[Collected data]
________________________

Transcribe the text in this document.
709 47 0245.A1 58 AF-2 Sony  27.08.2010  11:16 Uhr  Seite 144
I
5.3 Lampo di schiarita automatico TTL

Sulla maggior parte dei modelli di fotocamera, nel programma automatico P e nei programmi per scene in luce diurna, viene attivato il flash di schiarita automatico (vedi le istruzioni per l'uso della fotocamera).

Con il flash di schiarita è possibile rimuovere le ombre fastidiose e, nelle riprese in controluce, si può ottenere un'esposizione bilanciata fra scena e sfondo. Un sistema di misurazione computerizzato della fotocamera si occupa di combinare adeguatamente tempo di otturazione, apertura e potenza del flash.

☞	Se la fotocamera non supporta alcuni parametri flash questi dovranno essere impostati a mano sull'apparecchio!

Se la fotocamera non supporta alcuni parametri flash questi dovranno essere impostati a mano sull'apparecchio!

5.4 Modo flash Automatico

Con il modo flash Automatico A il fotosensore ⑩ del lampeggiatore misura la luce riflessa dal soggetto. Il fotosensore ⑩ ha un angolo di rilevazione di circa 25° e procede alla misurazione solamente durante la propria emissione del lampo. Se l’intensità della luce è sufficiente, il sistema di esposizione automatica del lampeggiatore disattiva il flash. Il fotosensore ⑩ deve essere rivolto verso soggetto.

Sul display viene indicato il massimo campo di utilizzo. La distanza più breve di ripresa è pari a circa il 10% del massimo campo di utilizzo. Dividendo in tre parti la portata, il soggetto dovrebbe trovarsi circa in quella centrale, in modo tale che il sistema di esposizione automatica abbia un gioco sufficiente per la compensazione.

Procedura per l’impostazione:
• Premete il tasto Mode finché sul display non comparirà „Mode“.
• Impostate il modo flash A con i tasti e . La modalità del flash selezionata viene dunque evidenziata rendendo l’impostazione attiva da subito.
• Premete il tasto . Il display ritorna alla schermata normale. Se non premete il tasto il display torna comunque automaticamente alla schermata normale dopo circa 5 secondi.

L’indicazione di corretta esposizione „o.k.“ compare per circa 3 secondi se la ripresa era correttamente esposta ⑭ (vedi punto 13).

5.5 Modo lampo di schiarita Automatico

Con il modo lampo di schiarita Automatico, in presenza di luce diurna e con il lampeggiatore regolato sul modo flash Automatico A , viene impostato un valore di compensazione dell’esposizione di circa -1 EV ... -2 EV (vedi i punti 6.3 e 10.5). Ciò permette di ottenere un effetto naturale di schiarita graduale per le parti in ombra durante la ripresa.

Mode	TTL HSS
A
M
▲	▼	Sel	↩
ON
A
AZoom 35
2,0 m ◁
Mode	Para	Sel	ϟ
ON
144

________________________

### Goal
All of the entries above should be written out again exactly.

### Solution for this problem
Transcribe the text in this document.
709 47 0245.A1 58 AF-2 Sony  27.08.2010  11:16 Uhr  Seite 144
I
5.3 Lampo di schiarita automatico TTL

Sulla maggior parte dei modelli di fotocamera, nel programma automatico P e nei programmi per scene in luce diurna, viene attivato il flash di schiarita automatico (vedi le istruzioni per l'uso della fotocamera).

Con il flash di schiarita è possibile rimuovere le ombre fastidiose e, nelle riprese in controluce, si può ottenere un'esposizione bilanciata fra scena e sfondo. Un sistema di misurazione computerizzato della fotocamera si occupa di combinare adeguatamente tempo di otturazione, apertura e potenza del flash.

☞	Se la fotocamera non supporta alcuni parametri flash questi dovranno essere impostati a mano sull'apparecchio!

Se la fotocamera non supporta alcuni parametri flash questi dovranno essere impostati a mano sull'apparecchio!

5.4 Modo flash Automatico

Con il modo flash Automatico A il fotosensore ⑩ del lampeggiatore misura la luce riflessa dal soggetto. Il fotosensore ⑩ ha un angolo di rilevazione di circa 25° e procede alla misurazione solamente durante la propria emissione del lampo. Se l’intensità della luce è sufficiente, il sistema di esposizione automatica del lampeggiatore disattiva il flash. Il fotosensore ⑩ deve essere rivolto verso soggetto.

Sul display viene indicato il massimo campo di utilizzo. La distanza più breve di ripresa è pari a circa il 10% del massimo campo di utilizzo. Dividendo in tre parti la portata, il soggetto dovrebbe trovarsi circa in quella centrale, in modo tale che il sistema di esposizione automatica abbia un gioco sufficiente per la compensazione.

Procedura per l’impostazione:
• Premete il tasto Mode finché sul display non comparirà „Mode“.
• Impostate il modo flash A con i tasti e . La modalità del flash selezionata viene dunque evidenziata rendendo l’impostazione attiva da subito.
• Premete il tasto . Il display ritorna alla schermata normale. Se non premete il tasto il display torna comunque automaticamente alla schermata normale dopo circa 5 secondi.

L’indicazione di corretta esposizione „o.k.“ compare per circa 3 secondi se la ripresa era correttamente esposta ⑭ (vedi punto 13).

5.5 Modo lampo di schiarita Automatico

Con il modo lampo di schiarita Automatico, in presenza di luce diurna e con il lampeggiatore regolato sul modo flash Automatico A , viene impostato un valore di compensazione dell’esposizione di circa -1 EV ... -2 EV (vedi i punti 6.3 e 10.5). Ciò permette di ottenere un effetto naturale di schiarita graduale per le parti in ombra durante la ripresa.

Mode	TTL HSS
A
M
▲	▼	Sel	↩
ON
A
AZoom 35
2,0 m ◁
Mode	Para	Sel	ϟ
ON
144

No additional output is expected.